### Set exercise
Extract all lines that hold "taetigkeit" from the records below.

### Material shown

• • • • • • •

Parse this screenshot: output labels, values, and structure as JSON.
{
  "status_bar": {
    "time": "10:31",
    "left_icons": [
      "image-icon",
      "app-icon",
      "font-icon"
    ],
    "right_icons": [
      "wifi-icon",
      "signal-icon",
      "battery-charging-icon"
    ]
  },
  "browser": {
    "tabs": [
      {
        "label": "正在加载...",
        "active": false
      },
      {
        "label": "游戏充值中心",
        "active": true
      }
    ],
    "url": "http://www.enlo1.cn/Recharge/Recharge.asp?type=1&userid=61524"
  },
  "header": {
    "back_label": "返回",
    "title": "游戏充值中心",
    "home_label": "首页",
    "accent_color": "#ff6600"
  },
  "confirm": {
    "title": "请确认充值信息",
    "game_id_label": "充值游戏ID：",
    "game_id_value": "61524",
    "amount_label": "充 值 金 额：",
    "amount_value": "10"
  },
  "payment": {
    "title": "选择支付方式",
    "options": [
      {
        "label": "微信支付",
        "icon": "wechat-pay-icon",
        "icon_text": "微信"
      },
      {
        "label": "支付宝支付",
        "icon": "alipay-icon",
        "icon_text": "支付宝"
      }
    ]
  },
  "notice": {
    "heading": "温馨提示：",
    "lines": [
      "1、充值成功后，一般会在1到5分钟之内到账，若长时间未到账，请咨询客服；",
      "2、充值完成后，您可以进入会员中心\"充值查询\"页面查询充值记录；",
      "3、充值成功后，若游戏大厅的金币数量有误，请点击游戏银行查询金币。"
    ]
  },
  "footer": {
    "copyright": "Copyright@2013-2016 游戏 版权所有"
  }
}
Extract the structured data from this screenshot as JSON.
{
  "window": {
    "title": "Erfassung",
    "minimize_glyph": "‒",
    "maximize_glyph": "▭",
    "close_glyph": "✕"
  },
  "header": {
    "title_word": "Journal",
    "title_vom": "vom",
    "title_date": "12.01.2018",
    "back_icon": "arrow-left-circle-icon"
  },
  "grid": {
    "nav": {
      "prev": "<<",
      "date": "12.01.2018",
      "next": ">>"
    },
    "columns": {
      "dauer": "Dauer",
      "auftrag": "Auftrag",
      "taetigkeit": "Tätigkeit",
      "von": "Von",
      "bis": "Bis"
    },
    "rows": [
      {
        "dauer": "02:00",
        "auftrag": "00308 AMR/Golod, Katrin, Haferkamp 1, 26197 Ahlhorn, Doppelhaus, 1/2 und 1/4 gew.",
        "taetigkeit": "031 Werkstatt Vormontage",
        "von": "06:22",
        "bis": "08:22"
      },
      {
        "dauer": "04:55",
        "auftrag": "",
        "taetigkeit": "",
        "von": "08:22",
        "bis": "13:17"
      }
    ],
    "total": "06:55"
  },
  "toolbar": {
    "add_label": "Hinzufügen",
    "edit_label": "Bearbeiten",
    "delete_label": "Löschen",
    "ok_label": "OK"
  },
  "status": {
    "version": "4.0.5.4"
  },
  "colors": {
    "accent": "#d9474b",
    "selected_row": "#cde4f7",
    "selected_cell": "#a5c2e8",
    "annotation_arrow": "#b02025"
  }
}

• • • • • • •

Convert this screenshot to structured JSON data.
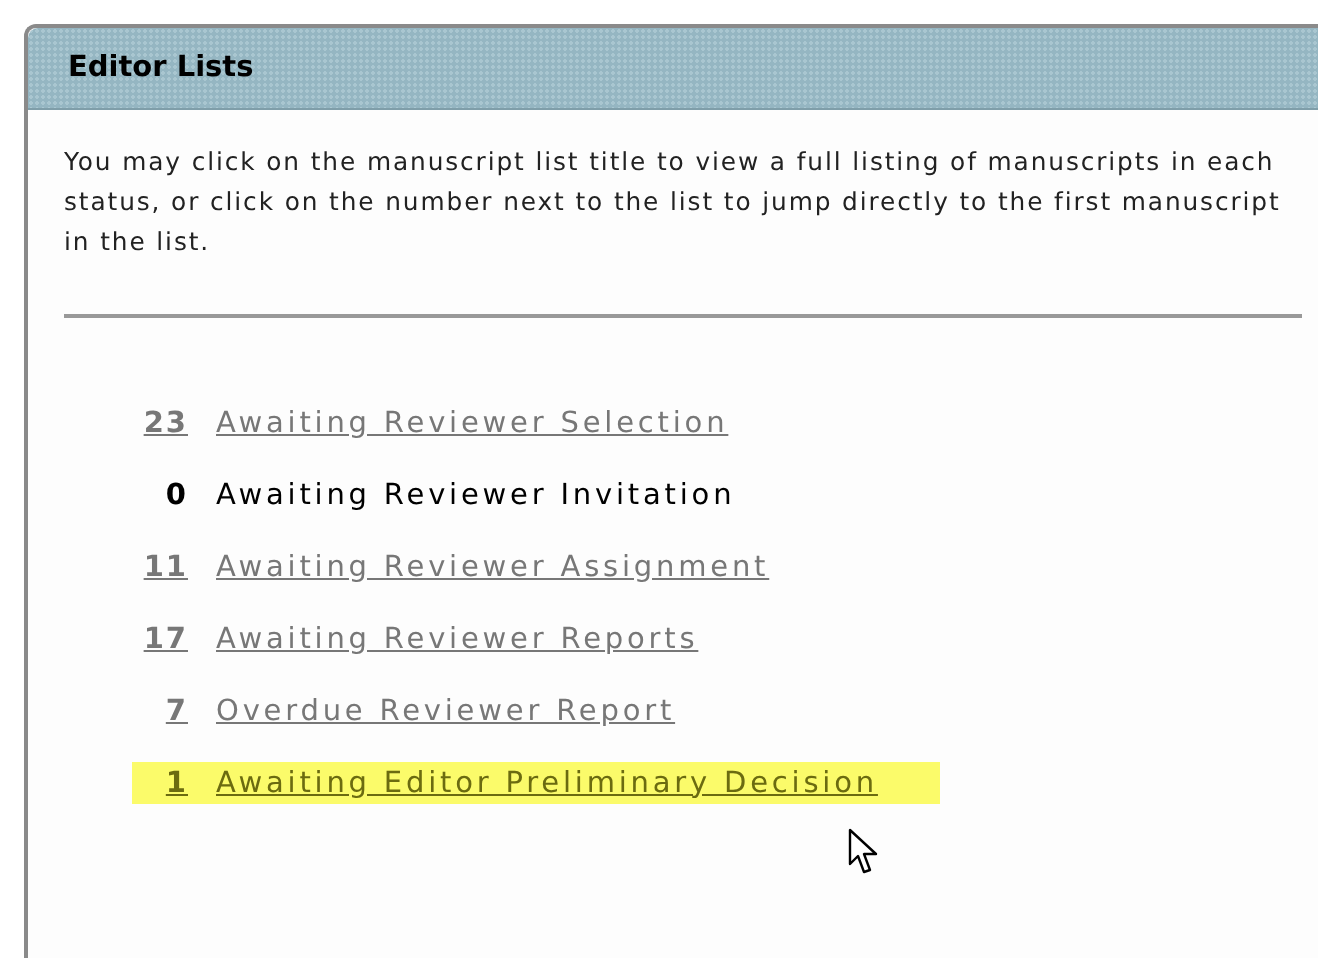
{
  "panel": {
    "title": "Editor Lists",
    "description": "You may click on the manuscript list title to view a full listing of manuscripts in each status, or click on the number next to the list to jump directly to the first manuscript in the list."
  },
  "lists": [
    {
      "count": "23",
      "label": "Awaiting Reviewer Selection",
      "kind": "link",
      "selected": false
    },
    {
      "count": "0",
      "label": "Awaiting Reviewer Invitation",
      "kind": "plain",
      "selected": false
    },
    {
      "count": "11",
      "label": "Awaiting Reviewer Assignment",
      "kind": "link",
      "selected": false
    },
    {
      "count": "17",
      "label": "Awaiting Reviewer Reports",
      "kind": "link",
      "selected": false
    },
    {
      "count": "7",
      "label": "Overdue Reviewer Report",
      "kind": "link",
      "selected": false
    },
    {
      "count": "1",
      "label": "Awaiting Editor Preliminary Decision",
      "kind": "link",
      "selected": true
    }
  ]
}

• • • • • • •

### Response for this exercise
      "taetigkeit": "Tätigkeit",
        "taetigkeit": "031 Werkstatt Vormontage",
        "taetigkeit": "",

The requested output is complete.